(Dataset entries)
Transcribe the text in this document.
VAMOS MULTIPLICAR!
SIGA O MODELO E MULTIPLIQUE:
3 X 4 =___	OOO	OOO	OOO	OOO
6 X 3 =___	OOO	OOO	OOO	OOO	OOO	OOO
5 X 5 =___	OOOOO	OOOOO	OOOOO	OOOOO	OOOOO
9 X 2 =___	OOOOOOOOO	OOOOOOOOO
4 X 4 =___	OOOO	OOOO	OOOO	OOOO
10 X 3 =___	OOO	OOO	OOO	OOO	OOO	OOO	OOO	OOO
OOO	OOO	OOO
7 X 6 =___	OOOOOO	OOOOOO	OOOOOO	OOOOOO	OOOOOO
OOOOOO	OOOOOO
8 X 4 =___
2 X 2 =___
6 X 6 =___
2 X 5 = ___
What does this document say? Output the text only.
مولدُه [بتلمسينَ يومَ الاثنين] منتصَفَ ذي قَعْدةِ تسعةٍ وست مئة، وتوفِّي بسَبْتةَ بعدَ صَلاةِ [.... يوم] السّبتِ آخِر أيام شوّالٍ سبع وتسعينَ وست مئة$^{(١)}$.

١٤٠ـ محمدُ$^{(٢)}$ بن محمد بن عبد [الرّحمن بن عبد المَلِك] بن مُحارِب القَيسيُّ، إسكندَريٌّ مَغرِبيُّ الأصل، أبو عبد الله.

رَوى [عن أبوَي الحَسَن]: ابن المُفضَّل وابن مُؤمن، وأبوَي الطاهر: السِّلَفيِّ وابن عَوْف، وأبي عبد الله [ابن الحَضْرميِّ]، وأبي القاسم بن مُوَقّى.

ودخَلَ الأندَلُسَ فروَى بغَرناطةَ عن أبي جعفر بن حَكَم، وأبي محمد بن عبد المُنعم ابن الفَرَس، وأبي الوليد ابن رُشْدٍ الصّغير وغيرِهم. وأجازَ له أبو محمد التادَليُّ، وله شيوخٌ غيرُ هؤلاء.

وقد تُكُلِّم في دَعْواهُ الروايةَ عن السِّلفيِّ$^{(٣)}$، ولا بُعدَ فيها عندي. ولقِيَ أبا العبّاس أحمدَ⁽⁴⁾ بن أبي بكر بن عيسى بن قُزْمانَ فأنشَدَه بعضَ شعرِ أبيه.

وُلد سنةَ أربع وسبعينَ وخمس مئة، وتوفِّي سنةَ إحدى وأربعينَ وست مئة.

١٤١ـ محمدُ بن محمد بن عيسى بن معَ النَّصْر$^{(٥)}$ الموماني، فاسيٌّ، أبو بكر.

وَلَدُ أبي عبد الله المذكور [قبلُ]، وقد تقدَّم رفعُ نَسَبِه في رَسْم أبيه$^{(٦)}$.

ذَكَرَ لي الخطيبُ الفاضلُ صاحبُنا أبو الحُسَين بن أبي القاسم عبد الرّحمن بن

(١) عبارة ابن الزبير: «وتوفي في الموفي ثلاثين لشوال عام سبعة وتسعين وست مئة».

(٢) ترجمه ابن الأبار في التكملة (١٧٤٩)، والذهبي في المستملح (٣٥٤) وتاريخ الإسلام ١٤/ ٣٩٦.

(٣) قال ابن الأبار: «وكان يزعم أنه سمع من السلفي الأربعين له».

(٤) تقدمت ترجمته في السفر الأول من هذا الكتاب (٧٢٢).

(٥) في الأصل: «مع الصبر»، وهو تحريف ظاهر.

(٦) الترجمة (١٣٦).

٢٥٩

OBJECTIVE >> Quote the entire listing above exactly.

RESPONSE TO THE TASK >>
Transcribe the text in this document.
VAMOS MULTIPLICAR!
SIGA O MODELO E MULTIPLIQUE:
3 X 4 =___	OOO	OOO	OOO	OOO
6 X 3 =___	OOO	OOO	OOO	OOO	OOO	OOO
5 X 5 =___	OOOOO	OOOOO	OOOOO	OOOOO	OOOOO
9 X 2 =___	OOOOOOOOO	OOOOOOOOO
4 X 4 =___	OOOO	OOOO	OOOO	OOOO
10 X 3 =___	OOO	OOO	OOO	OOO	OOO	OOO	OOO	OOO
OOO	OOO	OOO
7 X 6 =___	OOOOOO	OOOOOO	OOOOOO	OOOOOO	OOOOOO
OOOOOO	OOOOOO
8 X 4 =___
2 X 2 =___
6 X 6 =___
2 X 5 = ___
What does this document say? Output the text only.
مولدُه [بتلمسينَ يومَ الاثنين] منتصَفَ ذي قَعْدةِ تسعةٍ وست مئة، وتوفِّي بسَبْتةَ بعدَ صَلاةِ [.... يوم] السّبتِ آخِر أيام شوّالٍ سبع وتسعينَ وست مئة$^{(١)}$.

١٤٠ـ محمدُ$^{(٢)}$ بن محمد بن عبد [الرّحمن بن عبد المَلِك] بن مُحارِب القَيسيُّ، إسكندَريٌّ مَغرِبيُّ الأصل، أبو عبد الله.

رَوى [عن أبوَي الحَسَن]: ابن المُفضَّل وابن مُؤمن، وأبوَي الطاهر: السِّلَفيِّ وابن عَوْف، وأبي عبد الله [ابن الحَضْرميِّ]، وأبي القاسم بن مُوَقّى.

ودخَلَ الأندَلُسَ فروَى بغَرناطةَ عن أبي جعفر بن حَكَم، وأبي محمد بن عبد المُنعم ابن الفَرَس، وأبي الوليد ابن رُشْدٍ الصّغير وغيرِهم. وأجازَ له أبو محمد التادَليُّ، وله شيوخٌ غيرُ هؤلاء.

وقد تُكُلِّم في دَعْواهُ الروايةَ عن السِّلفيِّ$^{(٣)}$، ولا بُعدَ فيها عندي. ولقِيَ أبا العبّاس أحمدَ⁽⁴⁾ بن أبي بكر بن عيسى بن قُزْمانَ فأنشَدَه بعضَ شعرِ أبيه.

وُلد سنةَ أربع وسبعينَ وخمس مئة، وتوفِّي سنةَ إحدى وأربعينَ وست مئة.

١٤١ـ محمدُ بن محمد بن عيسى بن معَ النَّصْر$^{(٥)}$ الموماني، فاسيٌّ، أبو بكر.

وَلَدُ أبي عبد الله المذكور [قبلُ]، وقد تقدَّم رفعُ نَسَبِه في رَسْم أبيه$^{(٦)}$.

ذَكَرَ لي الخطيبُ الفاضلُ صاحبُنا أبو الحُسَين بن أبي القاسم عبد الرّحمن بن

(١) عبارة ابن الزبير: «وتوفي في الموفي ثلاثين لشوال عام سبعة وتسعين وست مئة».

(٢) ترجمه ابن الأبار في التكملة (١٧٤٩)، والذهبي في المستملح (٣٥٤) وتاريخ الإسلام ١٤/ ٣٩٦.

(٣) قال ابن الأبار: «وكان يزعم أنه سمع من السلفي الأربعين له».

(٤) تقدمت ترجمته في السفر الأول من هذا الكتاب (٧٢٢).

(٥) في الأصل: «مع الصبر»، وهو تحريف ظاهر.

(٦) الترجمة (١٣٦).

٢٥٩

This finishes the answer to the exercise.